A run of records:
========================================

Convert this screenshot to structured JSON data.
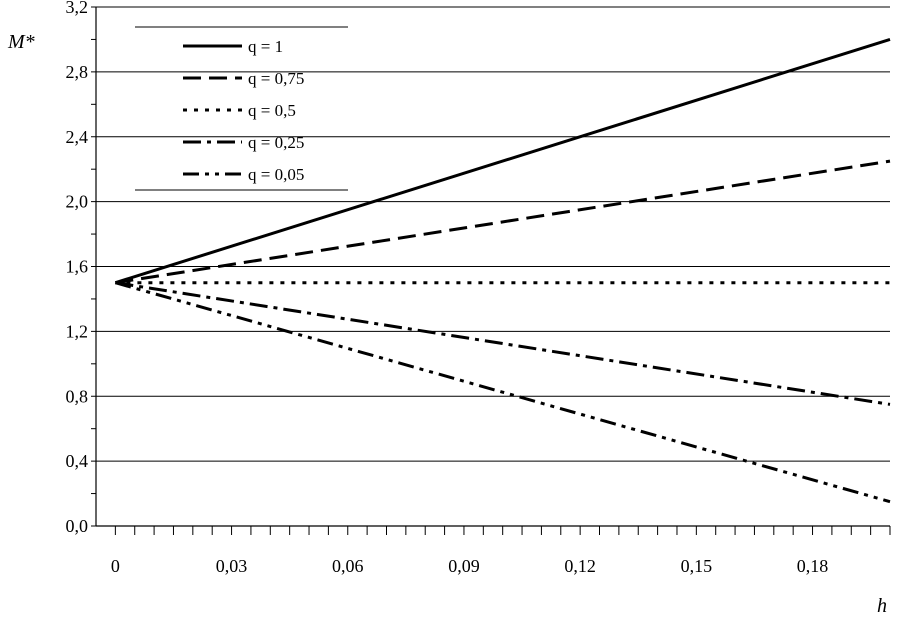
{
  "chart_data": {
    "type": "line",
    "xlabel": "h",
    "ylabel": "M*",
    "xlim": [
      -0.005,
      0.2
    ],
    "ylim": [
      0.0,
      3.2
    ],
    "x_ticks": [
      {
        "value": 0,
        "label": "0"
      },
      {
        "value": 0.03,
        "label": "0,03"
      },
      {
        "value": 0.06,
        "label": "0,06"
      },
      {
        "value": 0.09,
        "label": "0,09"
      },
      {
        "value": 0.12,
        "label": "0,12"
      },
      {
        "value": 0.15,
        "label": "0,15"
      },
      {
        "value": 0.18,
        "label": "0,18"
      }
    ],
    "y_ticks": [
      {
        "value": 0.0,
        "label": "0,0"
      },
      {
        "value": 0.4,
        "label": "0,4"
      },
      {
        "value": 0.8,
        "label": "0,8"
      },
      {
        "value": 1.2,
        "label": "1,2"
      },
      {
        "value": 1.6,
        "label": "1,6"
      },
      {
        "value": 2.0,
        "label": "2,0"
      },
      {
        "value": 2.4,
        "label": "2,4"
      },
      {
        "value": 2.8,
        "label": "2,8"
      },
      {
        "value": 3.2,
        "label": "3,2"
      }
    ],
    "grid": {
      "horizontal": true,
      "vertical": false
    },
    "legend_position": "top-left",
    "series": [
      {
        "name": "q = 1",
        "style": "solid",
        "x": [
          0,
          0.2
        ],
        "y": [
          1.5,
          3.0
        ]
      },
      {
        "name": "q = 0,75",
        "style": "dash",
        "x": [
          0,
          0.2
        ],
        "y": [
          1.5,
          2.25
        ]
      },
      {
        "name": "q = 0,5",
        "style": "dot",
        "x": [
          0,
          0.2
        ],
        "y": [
          1.5,
          1.5
        ]
      },
      {
        "name": "q = 0,25",
        "style": "dashdot",
        "x": [
          0,
          0.2
        ],
        "y": [
          1.5,
          0.75
        ]
      },
      {
        "name": "q = 0,05",
        "style": "dashdotdot",
        "x": [
          0,
          0.2
        ],
        "y": [
          1.5,
          0.15
        ]
      }
    ]
  }
}
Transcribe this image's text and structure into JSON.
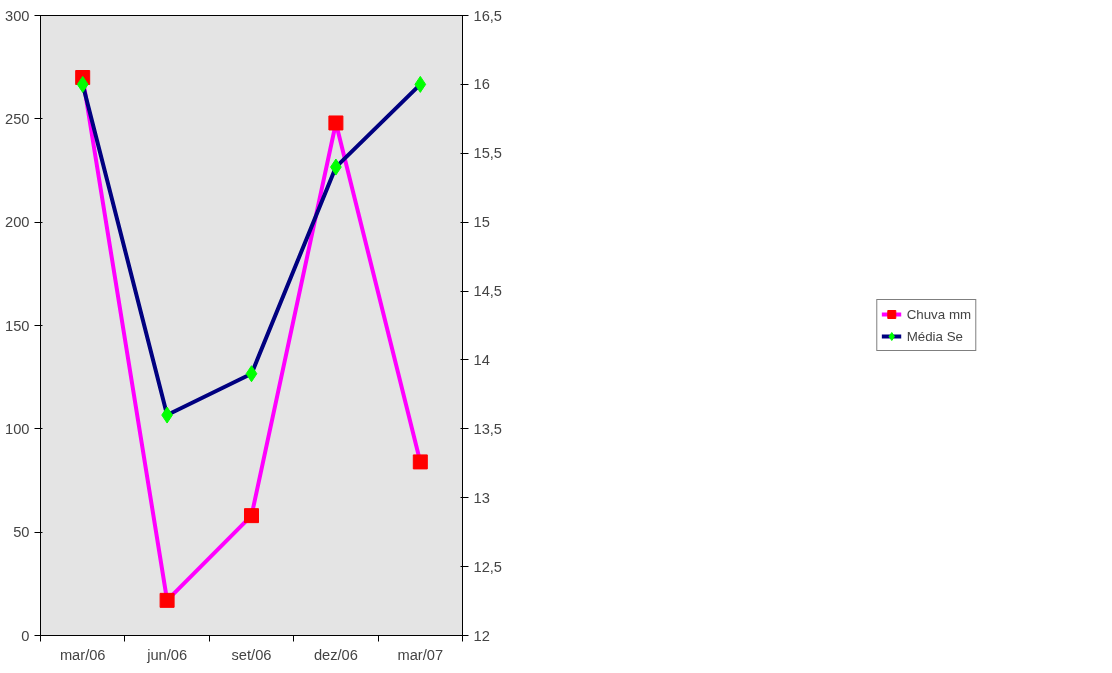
{
  "chart_data": {
    "type": "line",
    "categories": [
      "mar/06",
      "jun/06",
      "set/06",
      "dez/06",
      "mar/07"
    ],
    "series": [
      {
        "name": "Chuva mm",
        "color": "#ff00ff",
        "colors": [
          "#ff0000",
          "#ff0000",
          "#ff0000",
          "#ff0000",
          "#ff0000"
        ],
        "marker": "square",
        "values": [
          270,
          17,
          58,
          248,
          84
        ]
      },
      {
        "name": "Média Se",
        "color": "#000080",
        "colors": [
          "#00ff00",
          "#00ff00",
          "#00ff00",
          "#00ff00",
          "#00ff00"
        ],
        "marker": "diamond",
        "axis": "y2",
        "values": [
          16.0,
          13.6,
          13.9,
          15.4,
          16.0
        ]
      }
    ],
    "ylim": [
      0,
      300
    ],
    "yticks": [
      0,
      50,
      100,
      150,
      200,
      250,
      300
    ],
    "y2lim": [
      12,
      16.5
    ],
    "y2ticks": [
      12,
      {
        "value": 12.5,
        "label": "12,5"
      },
      13,
      {
        "value": 13.5,
        "label": "13,5"
      },
      14,
      {
        "value": 14.5,
        "label": "14,5"
      },
      15,
      {
        "value": 15.5,
        "label": "15,5"
      },
      16,
      {
        "value": 16.5,
        "label": "16,5"
      }
    ],
    "grid": false,
    "legend": "right",
    "line_style": "solid"
  }
}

========================================

#### EXERCISE AIM:
Extract from the data every line where "this" shows up.

#### CORRECT OUTPUT:
Convert this screenshot to structured JSON data.
Transcribe this image's text and structure into JSON.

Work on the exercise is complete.